• _PAGE EXCERPT_:
--------------------------------------------------

I would rate their support a ten out of ten. There is nothing difficult about it.

How would you rate customer service and support?

Positive

Which solution did I use previously and why did I switch?

Prior to my first pfSense appliance, back in 2017, I was running DD-WRT, which is not a commercial alternative. It is an open-source project that does not even have a paid or commercially supported version. It is meant to be flashed onto OEM hardware as a replacement for their firmware. pfSense can be used like that, but Netgate is doing something different with the commercial support and building the appliances and all that. In terms of the baseline functionality, DD-WRT is very similar.

In terms of comparison, pfSense is much more robust. It is a comprehensive solution for networking needs that bridges the gap between a shelf router and building a full enterprise stack, which would be overkill. Most small businesses and home users would not want to do that, make that kind of investment, and keep that kind of compute running all the time. pfSense lands right in that sweet spot. I know that OPNsense and a few other software products are out there. There are some Linux-based ones. I am definitely a fan of pfSense being built on free BSD. That gives me greater peace of mind with the networking stack and everything. I am a Linux guy too, but when it comes to core services, I prefer free BSD. If I have to, I might just go with the vanilla, free BSD system and build it out with automation from scratch, but pfSense does all that for me. I do not have to do all that initial work. They have got the configuration and tuning done already.

How was the initial setup?

--------------------------------------------------

• _WHAT IS ASKED_:
**A)** Return the passage of the pfSense review starting at "Prior to my" and ending at "is very similar.", copied word for word.
**B)** Decide whether each statement below agrees with the pfSense review. Answer yes or no for each one, and quote the words from the review that settle it.
(i) The reviewer was running DD-WRT before acquiring a first pfSense appliance in 2017.
(ii) DD-WRT offers a paid, commercially supported version.
(iii) For core services, the reviewer prefers Linux to free BSD.
**C)** Write the next part of the pfSense review, continuing after its final line.

• _EXCERPTED RECORDS_:
--------------------------------------------------

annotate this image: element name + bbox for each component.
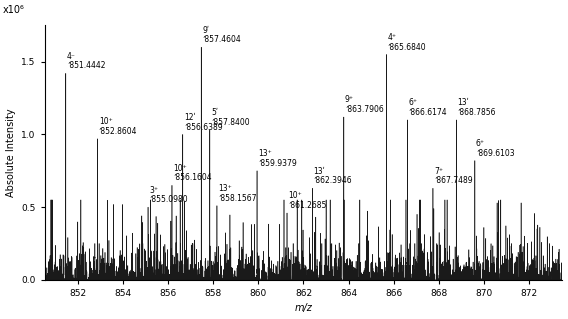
Text: 9ʹ
ʼ857.4604: 9ʹ ʼ857.4604 xyxy=(202,26,241,44)
Text: 13⁺
ʼ859.9379: 13⁺ ʼ859.9379 xyxy=(258,149,297,168)
X-axis label: m/z: m/z xyxy=(295,303,312,314)
Text: 4⁻
ʼ851.4442: 4⁻ ʼ851.4442 xyxy=(67,52,106,70)
Text: 5ʹ
ʼ857.8400: 5ʹ ʼ857.8400 xyxy=(211,108,249,127)
Y-axis label: Absolute Intensity: Absolute Intensity xyxy=(6,108,15,197)
Text: 12ʹ
ʼ856.6389: 12ʹ ʼ856.6389 xyxy=(184,113,223,131)
Text: 10⁺
ʼ861.2685: 10⁺ ʼ861.2685 xyxy=(288,191,327,210)
Text: 4⁺
ʼ865.6840: 4⁺ ʼ865.6840 xyxy=(387,33,426,52)
Text: x10⁶: x10⁶ xyxy=(3,5,25,15)
Text: 3⁺
ʼ855.0980: 3⁺ ʼ855.0980 xyxy=(149,186,188,204)
Text: 13ʹ
ʼ868.7856: 13ʹ ʼ868.7856 xyxy=(457,98,496,117)
Text: 10⁺
ʼ856.1604: 10⁺ ʼ856.1604 xyxy=(173,164,212,182)
Text: 13ʹ
ʼ862.3946: 13ʹ ʼ862.3946 xyxy=(314,167,352,185)
Text: 10⁺
ʼ852.8604: 10⁺ ʼ852.8604 xyxy=(99,117,137,136)
Text: 9⁺
ʼ863.7906: 9⁺ ʼ863.7906 xyxy=(345,95,383,114)
Text: 13⁺
ʼ858.1567: 13⁺ ʼ858.1567 xyxy=(218,184,257,203)
Text: 6⁺
ʼ866.6174: 6⁺ ʼ866.6174 xyxy=(408,98,447,117)
Text: 6⁺
ʼ869.6103: 6⁺ ʼ869.6103 xyxy=(476,139,515,158)
Text: 7⁺
ʼ867.7489: 7⁺ ʼ867.7489 xyxy=(434,167,473,185)
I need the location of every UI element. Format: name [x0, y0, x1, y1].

--------------------------------------------------

• _WRITTEN RESPONSES_:
**A)**
Prior to my first pfSense appliance, back in 2017, I was running DD-WRT, which is not a commercial alternative. It is an open-source project that does not even have a paid or commercially supported version. It is meant to be flashed onto OEM hardware as a replacement for their firmware. pfSense can be used like that, but Netgate is doing something different with the commercial support and building the appliances and all that. In terms of the baseline functionality, DD-WRT is very similar.

**B)**
(i) Yes: "Prior to my first pfSense appliance, back in 2017, I was running DD-WRT"
(ii) No: "It is an open-source project that does not even have a paid or commercially supported version."
(iii) No: "when it comes to core services, I prefer free BSD."

**C)**
If you have general networking knowledge and understand the terminology, it is very easy. It depends on how detailed or how extensive is your configuration and what is the target use case. Are you using a VPN? One of the features I use is OpenVPN.

I go through the box. I have a single WAN connection. I have half a dozen VLANs configured. I have a VPN remote access interface configured. I have got DHCP servers. I also have IPv6 configured. I have extra configurations for each interface that need to be considered, including the VLAN interfaces. There are also firewall rules.

You can start with the baseline, and you can get the thing up and connected to the Internet easily within five to ten minutes. Once you start doing your internal configurations and firewall rules, it scales pretty quickly. With a couple of VLANs, like I have, you spend another half hour to get the VLAN to spec out. With OpenVPN, you have to work on certification generation and certificate matching and exporting. Configuring the client's side tends to be time-consuming. If you have four clients, it could take another hour to three, and then there are firewall rules. It depends on how you write them. If you write your rules well, you do not need to have so many of them. It also depends on how you configure your space. I have a lot of interfaces and a lot of rules. With a good, clear plan and no guessing and backpedaling, you could probably redeploy what I did in three to four hours, but it would actually take longer because of mistakes, troubleshooting, and all that.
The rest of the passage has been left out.